→ What you have to do
Are you able to quote each entry exactly as written?

→ Exercise materials

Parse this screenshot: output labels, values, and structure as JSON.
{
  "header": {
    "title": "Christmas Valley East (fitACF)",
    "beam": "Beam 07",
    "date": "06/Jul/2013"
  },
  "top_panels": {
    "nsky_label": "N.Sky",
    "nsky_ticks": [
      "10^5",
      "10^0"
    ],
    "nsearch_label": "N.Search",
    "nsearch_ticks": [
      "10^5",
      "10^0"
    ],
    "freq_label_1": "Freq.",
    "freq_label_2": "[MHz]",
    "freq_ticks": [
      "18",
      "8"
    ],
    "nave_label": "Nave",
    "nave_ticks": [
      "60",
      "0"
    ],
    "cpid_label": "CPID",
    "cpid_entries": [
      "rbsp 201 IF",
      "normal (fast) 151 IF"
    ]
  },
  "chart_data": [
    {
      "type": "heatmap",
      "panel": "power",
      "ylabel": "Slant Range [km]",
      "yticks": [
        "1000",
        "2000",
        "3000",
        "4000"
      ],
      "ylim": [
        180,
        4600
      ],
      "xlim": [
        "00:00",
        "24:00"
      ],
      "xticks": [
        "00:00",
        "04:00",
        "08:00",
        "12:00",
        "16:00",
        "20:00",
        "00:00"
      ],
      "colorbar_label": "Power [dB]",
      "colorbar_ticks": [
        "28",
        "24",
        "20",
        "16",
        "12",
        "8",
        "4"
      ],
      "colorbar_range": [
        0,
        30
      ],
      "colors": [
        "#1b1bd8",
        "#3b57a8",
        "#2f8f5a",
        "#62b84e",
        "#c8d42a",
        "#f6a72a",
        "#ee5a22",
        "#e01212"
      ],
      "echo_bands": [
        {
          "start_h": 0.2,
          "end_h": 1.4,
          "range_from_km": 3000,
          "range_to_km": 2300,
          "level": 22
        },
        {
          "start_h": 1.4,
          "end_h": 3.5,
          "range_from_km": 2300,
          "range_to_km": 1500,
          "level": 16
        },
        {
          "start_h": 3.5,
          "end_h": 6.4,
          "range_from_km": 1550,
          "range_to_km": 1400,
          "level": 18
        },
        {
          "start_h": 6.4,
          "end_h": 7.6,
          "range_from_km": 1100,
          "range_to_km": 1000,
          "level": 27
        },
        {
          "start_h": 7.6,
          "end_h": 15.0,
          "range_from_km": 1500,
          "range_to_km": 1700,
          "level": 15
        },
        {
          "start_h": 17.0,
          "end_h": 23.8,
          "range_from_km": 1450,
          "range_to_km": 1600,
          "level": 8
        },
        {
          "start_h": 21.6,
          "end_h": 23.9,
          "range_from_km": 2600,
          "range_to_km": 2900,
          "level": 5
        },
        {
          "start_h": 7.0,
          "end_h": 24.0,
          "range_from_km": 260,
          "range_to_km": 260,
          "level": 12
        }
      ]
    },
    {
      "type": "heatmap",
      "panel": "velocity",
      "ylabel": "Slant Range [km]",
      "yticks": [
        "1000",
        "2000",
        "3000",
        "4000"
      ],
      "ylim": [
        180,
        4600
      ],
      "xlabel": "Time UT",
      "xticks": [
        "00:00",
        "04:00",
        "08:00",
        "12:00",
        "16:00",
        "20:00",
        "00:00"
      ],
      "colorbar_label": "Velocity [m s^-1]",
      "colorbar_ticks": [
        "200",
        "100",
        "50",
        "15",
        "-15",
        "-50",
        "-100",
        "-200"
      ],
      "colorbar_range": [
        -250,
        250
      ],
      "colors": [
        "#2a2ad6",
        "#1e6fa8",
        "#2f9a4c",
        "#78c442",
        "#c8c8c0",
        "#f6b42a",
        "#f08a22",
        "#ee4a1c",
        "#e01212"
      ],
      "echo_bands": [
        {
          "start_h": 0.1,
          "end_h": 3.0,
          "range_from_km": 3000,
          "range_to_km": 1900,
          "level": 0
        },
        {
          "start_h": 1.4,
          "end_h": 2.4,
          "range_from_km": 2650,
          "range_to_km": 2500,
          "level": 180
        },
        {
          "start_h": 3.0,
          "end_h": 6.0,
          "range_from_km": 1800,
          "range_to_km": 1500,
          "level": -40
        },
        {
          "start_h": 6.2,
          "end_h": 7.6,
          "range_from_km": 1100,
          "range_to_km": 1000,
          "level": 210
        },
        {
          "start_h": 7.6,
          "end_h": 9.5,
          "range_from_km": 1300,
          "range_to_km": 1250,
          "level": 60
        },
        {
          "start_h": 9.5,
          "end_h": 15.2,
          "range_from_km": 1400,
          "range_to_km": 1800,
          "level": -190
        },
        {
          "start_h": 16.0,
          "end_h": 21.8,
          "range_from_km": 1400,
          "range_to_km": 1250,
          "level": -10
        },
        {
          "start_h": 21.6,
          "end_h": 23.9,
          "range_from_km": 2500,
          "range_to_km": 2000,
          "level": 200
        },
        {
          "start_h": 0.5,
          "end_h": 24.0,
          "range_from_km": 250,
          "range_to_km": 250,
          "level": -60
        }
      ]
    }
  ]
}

→ Solution to this task
Parse this screenshot: output labels, values, and structure as JSON.
{
  "header": {
    "title": "Christmas Valley East (fitACF)",
    "beam": "Beam 07",
    "date": "06/Jul/2013"
  },
  "top_panels": {
    "nsky_label": "N.Sky",
    "nsky_ticks": [
      "10^5",
      "10^0"
    ],
    "nsearch_label": "N.Search",
    "nsearch_ticks": [
      "10^5",
      "10^0"
    ],
    "freq_label_1": "Freq.",
    "freq_label_2": "[MHz]",
    "freq_ticks": [
      "18",
      "8"
    ],
    "nave_label": "Nave",
    "nave_ticks": [
      "60",
      "0"
    ],
    "cpid_label": "CPID",
    "cpid_entries": [
      "rbsp 201 IF",
      "normal (fast) 151 IF"
    ]
  },
  "chart_data": [
    {
      "type": "heatmap",
      "panel": "power",
      "ylabel": "Slant Range [km]",
      "yticks": [
        "1000",
        "2000",
        "3000",
        "4000"
      ],
      "ylim": [
        180,
        4600
      ],
      "xlim": [
        "00:00",
        "24:00"
      ],
      "xticks": [
        "00:00",
        "04:00",
        "08:00",
        "12:00",
        "16:00",
        "20:00",
        "00:00"
      ],
      "colorbar_label": "Power [dB]",
      "colorbar_ticks": [
        "28",
        "24",
        "20",
        "16",
        "12",
        "8",
        "4"
      ],
      "colorbar_range": [
        0,
        30
      ],
      "colors": [
        "#1b1bd8",
        "#3b57a8",
        "#2f8f5a",
        "#62b84e",
        "#c8d42a",
        "#f6a72a",
        "#ee5a22",
        "#e01212"
      ],
      "echo_bands": [
        {
          "start_h": 0.2,
          "end_h": 1.4,
          "range_from_km": 3000,
          "range_to_km": 2300,
          "level": 22
        },
        {
          "start_h": 1.4,
          "end_h": 3.5,
          "range_from_km": 2300,
          "range_to_km": 1500,
          "level": 16
        },
        {
          "start_h": 3.5,
          "end_h": 6.4,
          "range_from_km": 1550,
          "range_to_km": 1400,
          "level": 18
        },
        {
          "start_h": 6.4,
          "end_h": 7.6,
          "range_from_km": 1100,
          "range_to_km": 1000,
          "level": 27
        },
        {
          "start_h": 7.6,
          "end_h": 15.0,
          "range_from_km": 1500,
          "range_to_km": 1700,
          "level": 15
        },
        {
          "start_h": 17.0,
          "end_h": 23.8,
          "range_from_km": 1450,
          "range_to_km": 1600,
          "level": 8
        },
        {
          "start_h": 21.6,
          "end_h": 23.9,
          "range_from_km": 2600,
          "range_to_km": 2900,
          "level": 5
        },
        {
          "start_h": 7.0,
          "end_h": 24.0,
          "range_from_km": 260,
          "range_to_km": 260,
          "level": 12
        }
      ]
    },
    {
      "type": "heatmap",
      "panel": "velocity",
      "ylabel": "Slant Range [km]",
      "yticks": [
        "1000",
        "2000",
        "3000",
        "4000"
      ],
      "ylim": [
        180,
        4600
      ],
      "xlabel": "Time UT",
      "xticks": [
        "00:00",
        "04:00",
        "08:00",
        "12:00",
        "16:00",
        "20:00",
        "00:00"
      ],
      "colorbar_label": "Velocity [m s^-1]",
      "colorbar_ticks": [
        "200",
        "100",
        "50",
        "15",
        "-15",
        "-50",
        "-100",
        "-200"
      ],
      "colorbar_range": [
        -250,
        250
      ],
      "colors": [
        "#2a2ad6",
        "#1e6fa8",
        "#2f9a4c",
        "#78c442",
        "#c8c8c0",
        "#f6b42a",
        "#f08a22",
        "#ee4a1c",
        "#e01212"
      ],
      "echo_bands": [
        {
          "start_h": 0.1,
          "end_h": 3.0,
          "range_from_km": 3000,
          "range_to_km": 1900,
          "level": 0
        },
        {
          "start_h": 1.4,
          "end_h": 2.4,
          "range_from_km": 2650,
          "range_to_km": 2500,
          "level": 180
        },
        {
          "start_h": 3.0,
          "end_h": 6.0,
          "range_from_km": 1800,
          "range_to_km": 1500,
          "level": -40
        },
        {
          "start_h": 6.2,
          "end_h": 7.6,
          "range_from_km": 1100,
          "range_to_km": 1000,
          "level": 210
        },
        {
          "start_h": 7.6,
          "end_h": 9.5,
          "range_from_km": 1300,
          "range_to_km": 1250,
          "level": 60
        },
        {
          "start_h": 9.5,
          "end_h": 15.2,
          "range_from_km": 1400,
          "range_to_km": 1800,
          "level": -190
        },
        {
          "start_h": 16.0,
          "end_h": 21.8,
          "range_from_km": 1400,
          "range_to_km": 1250,
          "level": -10
        },
        {
          "start_h": 21.6,
          "end_h": 23.9,
          "range_from_km": 2500,
          "range_to_km": 2000,
          "level": 200
        },
        {
          "start_h": 0.5,
          "end_h": 24.0,
          "range_from_km": 250,
          "range_to_km": 250,
          "level": -60
        }
      ]
    }
  ]
}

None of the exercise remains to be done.